» Exercise data
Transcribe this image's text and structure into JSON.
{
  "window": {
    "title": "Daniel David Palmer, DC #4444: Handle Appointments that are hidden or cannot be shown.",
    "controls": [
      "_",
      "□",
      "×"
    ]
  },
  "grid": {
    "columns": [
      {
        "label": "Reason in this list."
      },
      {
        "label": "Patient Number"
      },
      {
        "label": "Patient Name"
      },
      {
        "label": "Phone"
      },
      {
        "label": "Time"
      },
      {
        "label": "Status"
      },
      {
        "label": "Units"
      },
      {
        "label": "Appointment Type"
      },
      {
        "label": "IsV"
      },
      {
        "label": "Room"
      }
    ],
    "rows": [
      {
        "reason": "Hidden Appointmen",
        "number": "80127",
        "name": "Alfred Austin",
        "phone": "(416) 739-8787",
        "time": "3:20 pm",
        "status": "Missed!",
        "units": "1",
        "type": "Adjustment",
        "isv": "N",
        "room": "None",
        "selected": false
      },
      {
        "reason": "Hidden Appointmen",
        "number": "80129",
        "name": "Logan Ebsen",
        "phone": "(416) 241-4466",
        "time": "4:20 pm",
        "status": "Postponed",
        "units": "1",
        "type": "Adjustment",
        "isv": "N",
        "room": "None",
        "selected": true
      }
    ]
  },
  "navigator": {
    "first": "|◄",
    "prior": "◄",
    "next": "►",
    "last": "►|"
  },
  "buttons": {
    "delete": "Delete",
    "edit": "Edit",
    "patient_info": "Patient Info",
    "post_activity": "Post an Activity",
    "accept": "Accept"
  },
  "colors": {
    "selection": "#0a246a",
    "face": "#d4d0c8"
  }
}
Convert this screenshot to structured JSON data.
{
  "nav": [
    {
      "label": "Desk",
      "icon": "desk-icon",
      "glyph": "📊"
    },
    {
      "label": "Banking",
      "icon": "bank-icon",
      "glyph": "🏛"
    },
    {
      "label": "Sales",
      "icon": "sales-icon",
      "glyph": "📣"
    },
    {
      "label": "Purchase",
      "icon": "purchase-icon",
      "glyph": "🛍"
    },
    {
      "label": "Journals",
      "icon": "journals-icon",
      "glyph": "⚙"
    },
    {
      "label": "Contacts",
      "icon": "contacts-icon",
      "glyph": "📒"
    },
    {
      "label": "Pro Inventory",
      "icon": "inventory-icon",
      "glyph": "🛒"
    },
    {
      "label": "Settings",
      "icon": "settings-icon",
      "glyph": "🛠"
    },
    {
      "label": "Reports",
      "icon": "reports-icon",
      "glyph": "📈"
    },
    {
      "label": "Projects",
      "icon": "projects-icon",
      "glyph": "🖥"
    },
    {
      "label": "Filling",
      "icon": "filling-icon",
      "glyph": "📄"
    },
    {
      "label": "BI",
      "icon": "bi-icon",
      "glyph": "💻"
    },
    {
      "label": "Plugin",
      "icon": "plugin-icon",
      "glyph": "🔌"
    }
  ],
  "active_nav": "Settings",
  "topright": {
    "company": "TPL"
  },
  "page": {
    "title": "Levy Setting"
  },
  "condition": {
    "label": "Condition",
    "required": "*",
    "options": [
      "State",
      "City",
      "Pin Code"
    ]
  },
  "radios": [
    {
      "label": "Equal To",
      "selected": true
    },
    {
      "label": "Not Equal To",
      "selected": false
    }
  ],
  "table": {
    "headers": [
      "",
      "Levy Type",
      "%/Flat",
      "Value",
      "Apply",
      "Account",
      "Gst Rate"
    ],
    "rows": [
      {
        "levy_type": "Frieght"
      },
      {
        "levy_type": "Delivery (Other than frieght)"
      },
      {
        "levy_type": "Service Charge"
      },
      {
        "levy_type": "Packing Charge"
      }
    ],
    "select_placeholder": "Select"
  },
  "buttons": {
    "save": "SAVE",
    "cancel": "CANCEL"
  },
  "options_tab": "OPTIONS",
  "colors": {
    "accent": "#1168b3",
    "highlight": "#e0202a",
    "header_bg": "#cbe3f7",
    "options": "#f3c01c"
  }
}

» Your task
Nothing should be changed: write out all of the data as is.

» Worked answer
Transcribe this image's text and structure into JSON.
{
  "window": {
    "title": "Daniel David Palmer, DC #4444: Handle Appointments that are hidden or cannot be shown.",
    "controls": [
      "_",
      "□",
      "×"
    ]
  },
  "grid": {
    "columns": [
      {
        "label": "Reason in this list."
      },
      {
        "label": "Patient Number"
      },
      {
        "label": "Patient Name"
      },
      {
        "label": "Phone"
      },
      {
        "label": "Time"
      },
      {
        "label": "Status"
      },
      {
        "label": "Units"
      },
      {
        "label": "Appointment Type"
      },
      {
        "label": "IsV"
      },
      {
        "label": "Room"
      }
    ],
    "rows": [
      {
        "reason": "Hidden Appointmen",
        "number": "80127",
        "name": "Alfred Austin",
        "phone": "(416) 739-8787",
        "time": "3:20 pm",
        "status": "Missed!",
        "units": "1",
        "type": "Adjustment",
        "isv": "N",
        "room": "None",
        "selected": false
      },
      {
        "reason": "Hidden Appointmen",
        "number": "80129",
        "name": "Logan Ebsen",
        "phone": "(416) 241-4466",
        "time": "4:20 pm",
        "status": "Postponed",
        "units": "1",
        "type": "Adjustment",
        "isv": "N",
        "room": "None",
        "selected": true
      }
    ]
  },
  "navigator": {
    "first": "|◄",
    "prior": "◄",
    "next": "►",
    "last": "►|"
  },
  "buttons": {
    "delete": "Delete",
    "edit": "Edit",
    "patient_info": "Patient Info",
    "post_activity": "Post an Activity",
    "accept": "Accept"
  },
  "colors": {
    "selection": "#0a246a",
    "face": "#d4d0c8"
  }
}
Convert this screenshot to structured JSON data.
{
  "nav": [
    {
      "label": "Desk",
      "icon": "desk-icon",
      "glyph": "📊"
    },
    {
      "label": "Banking",
      "icon": "bank-icon",
      "glyph": "🏛"
    },
    {
      "label": "Sales",
      "icon": "sales-icon",
      "glyph": "📣"
    },
    {
      "label": "Purchase",
      "icon": "purchase-icon",
      "glyph": "🛍"
    },
    {
      "label": "Journals",
      "icon": "journals-icon",
      "glyph": "⚙"
    },
    {
      "label": "Contacts",
      "icon": "contacts-icon",
      "glyph": "📒"
    },
    {
      "label": "Pro Inventory",
      "icon": "inventory-icon",
      "glyph": "🛒"
    },
    {
      "label": "Settings",
      "icon": "settings-icon",
      "glyph": "🛠"
    },
    {
      "label": "Reports",
      "icon": "reports-icon",
      "glyph": "📈"
    },
    {
      "label": "Projects",
      "icon": "projects-icon",
      "glyph": "🖥"
    },
    {
      "label": "Filling",
      "icon": "filling-icon",
      "glyph": "📄"
    },
    {
      "label": "BI",
      "icon": "bi-icon",
      "glyph": "💻"
    },
    {
      "label": "Plugin",
      "icon": "plugin-icon",
      "glyph": "🔌"
    }
  ],
  "active_nav": "Settings",
  "topright": {
    "company": "TPL"
  },
  "page": {
    "title": "Levy Setting"
  },
  "condition": {
    "label": "Condition",
    "required": "*",
    "options": [
      "State",
      "City",
      "Pin Code"
    ]
  },
  "radios": [
    {
      "label": "Equal To",
      "selected": true
    },
    {
      "label": "Not Equal To",
      "selected": false
    }
  ],
  "table": {
    "headers": [
      "",
      "Levy Type",
      "%/Flat",
      "Value",
      "Apply",
      "Account",
      "Gst Rate"
    ],
    "rows": [
      {
        "levy_type": "Frieght"
      },
      {
        "levy_type": "Delivery (Other than frieght)"
      },
      {
        "levy_type": "Service Charge"
      },
      {
        "levy_type": "Packing Charge"
      }
    ],
    "select_placeholder": "Select"
  },
  "buttons": {
    "save": "SAVE",
    "cancel": "CANCEL"
  },
  "options_tab": "OPTIONS",
  "colors": {
    "accent": "#1168b3",
    "highlight": "#e0202a",
    "header_bg": "#cbe3f7",
    "options": "#f3c01c"
  }
}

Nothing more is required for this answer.